**Exercise goal**
Wherever "user" appears in a line, copy that line.

**Stored rows**

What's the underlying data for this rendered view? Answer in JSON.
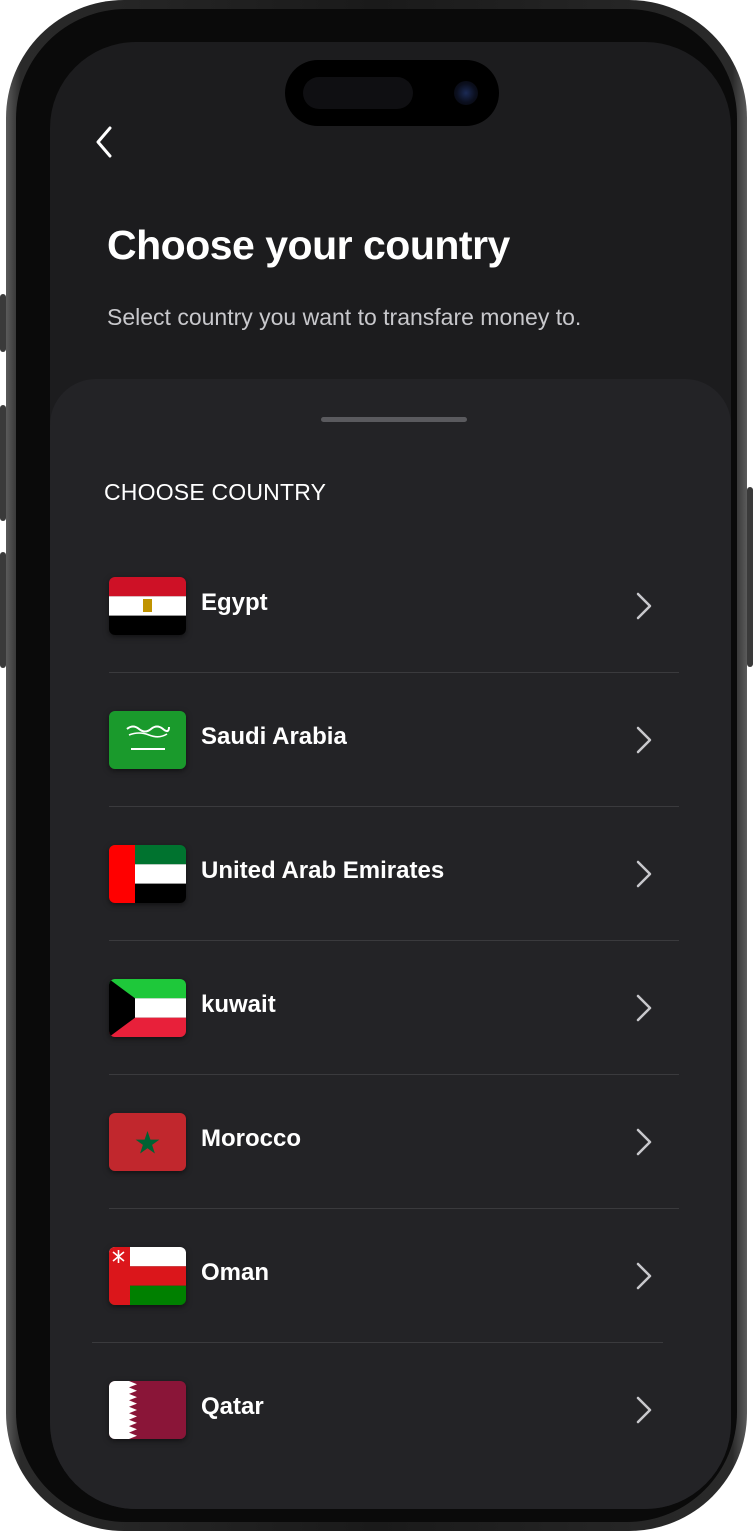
{
  "header": {
    "back_icon": "chevron-left-icon",
    "title": "Choose your country",
    "subtitle": "Select country you want to transfare money to."
  },
  "sheet": {
    "section_label": "CHOOSE COUNTRY",
    "countries": [
      {
        "name": "Egypt",
        "flag": "egypt-flag"
      },
      {
        "name": "Saudi Arabia",
        "flag": "saudi-arabia-flag"
      },
      {
        "name": "United Arab Emirates",
        "flag": "uae-flag"
      },
      {
        "name": "kuwait",
        "flag": "kuwait-flag"
      },
      {
        "name": "Morocco",
        "flag": "morocco-flag"
      },
      {
        "name": "Oman",
        "flag": "oman-flag"
      },
      {
        "name": "Qatar",
        "flag": "qatar-flag"
      }
    ]
  },
  "colors": {
    "background": "#1c1c1e",
    "sheet": "#232326",
    "text": "#ffffff",
    "secondary_text": "#c8c8cc"
  }
}
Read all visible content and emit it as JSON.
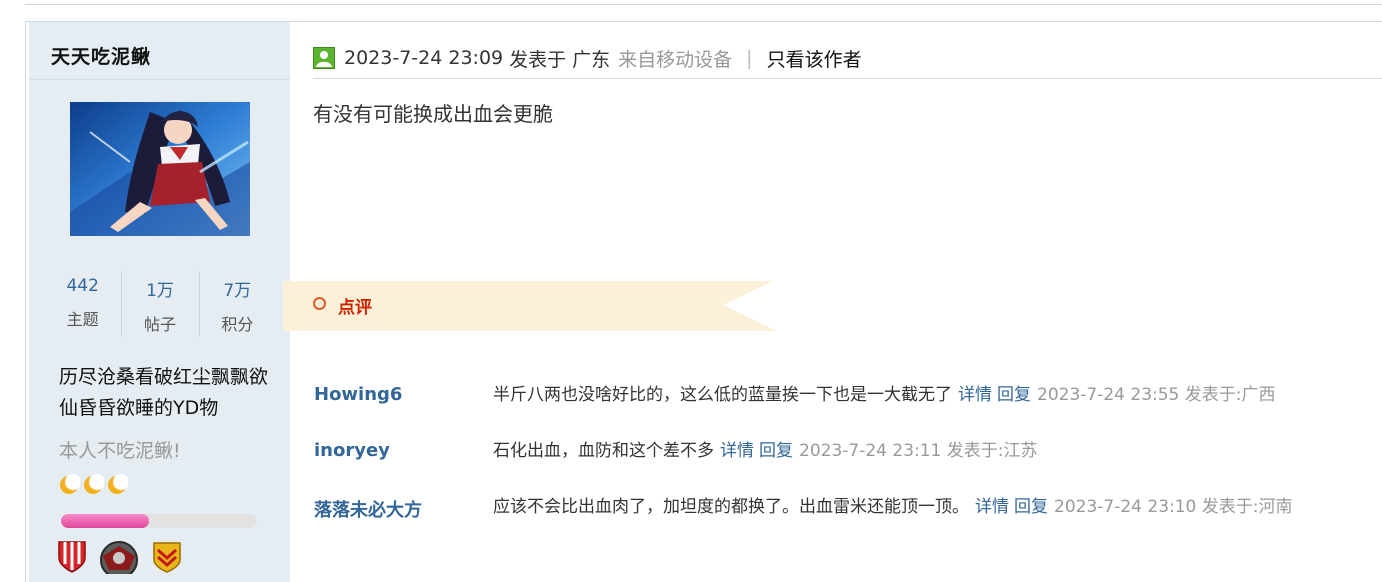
{
  "author": {
    "name": "天天吃泥鳅",
    "stats": [
      {
        "value": "442",
        "label": "主题"
      },
      {
        "value": "1万",
        "label": "帖子"
      },
      {
        "value": "7万",
        "label": "积分"
      }
    ],
    "signature": "历尽沧桑看破红尘飘飘欲仙昏昏欲睡的YD物",
    "title": "本人不吃泥鳅!",
    "level_progress": 0.45
  },
  "post": {
    "date": "2023-7-24 23:09",
    "publish_label": "发表于",
    "region": "广东",
    "source": "来自移动设备",
    "separator": "|",
    "only_author": "只看该作者",
    "body": "有没有可能换成出血会更脆"
  },
  "comments_section": {
    "label": "点评",
    "items": [
      {
        "user": "Howing6",
        "text": "半斤八两也没啥好比的，这么低的蓝量挨一下也是一大截无了",
        "detail": "详情",
        "reply": "回复",
        "time": "2023-7-24 23:55 发表于:广西"
      },
      {
        "user": "inoryey",
        "text": "石化出血，血防和这个差不多",
        "detail": "详情",
        "reply": "回复",
        "time": "2023-7-24 23:11 发表于:江苏"
      },
      {
        "user": "落落未必大方",
        "text": "应该不会比出血肉了，加坦度的都换了。出血雷米还能顶一顶。",
        "detail": "详情",
        "reply": "回复",
        "time": "2023-7-24 23:10 发表于:河南"
      }
    ]
  },
  "colors": {
    "sidebar_bg": "#e5edf2",
    "link": "#336699",
    "banner": "#fdf0d9",
    "comment_label": "#cc2200",
    "level_fill": "#e0459b"
  }
}
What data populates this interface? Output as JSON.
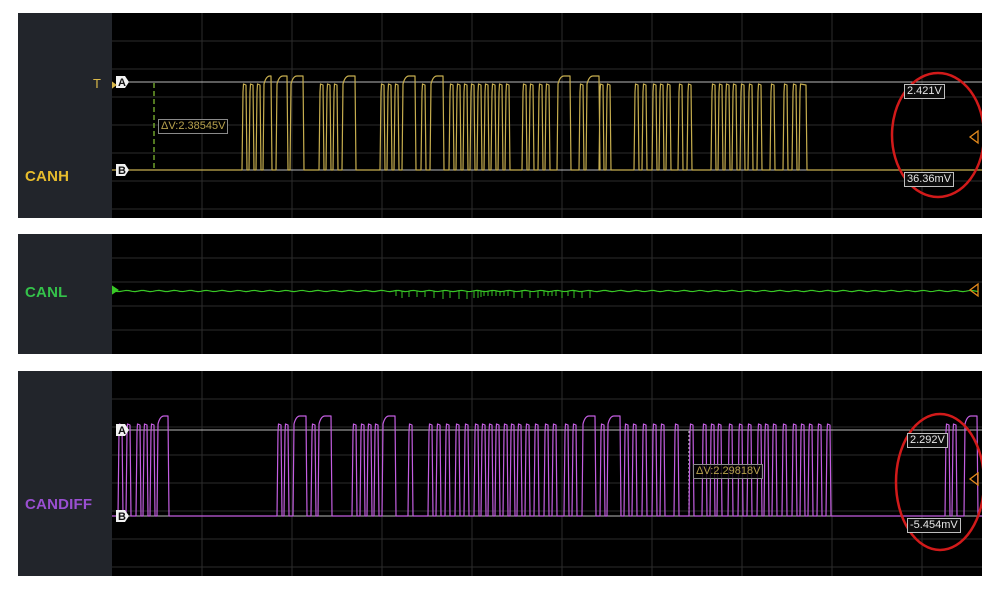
{
  "channels": {
    "canh": {
      "name": "CANH",
      "color": "#d9b84a",
      "trace_color": "#c7ae4f",
      "trigger_label": "T",
      "cursor_a_label": "A",
      "cursor_b_label": "B",
      "delta": "ΔV:2.38545V",
      "cursor_a_value": "2.421V",
      "cursor_b_value": "36.36mV"
    },
    "canl": {
      "name": "CANL",
      "color": "#3cbf42",
      "trace_color": "#39c926"
    },
    "candiff": {
      "name": "CANDIFF",
      "color": "#9a4fd1",
      "trace_color": "#c35ee0",
      "cursor_a_label": "A",
      "cursor_b_label": "B",
      "delta": "ΔV:2.29818V",
      "cursor_a_value": "2.292V",
      "cursor_b_value": "-5.454mV"
    }
  },
  "annotation_color": "#d11a1a",
  "icons": [
    "trigger-arrow-icon",
    "ground-marker-icon",
    "offset-marker-icon",
    "cursor-a-marker",
    "cursor-b-marker"
  ]
}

**Finished task**
        "user": "Howing6",
        "user": "inoryey",
        "user": "落落未必大方",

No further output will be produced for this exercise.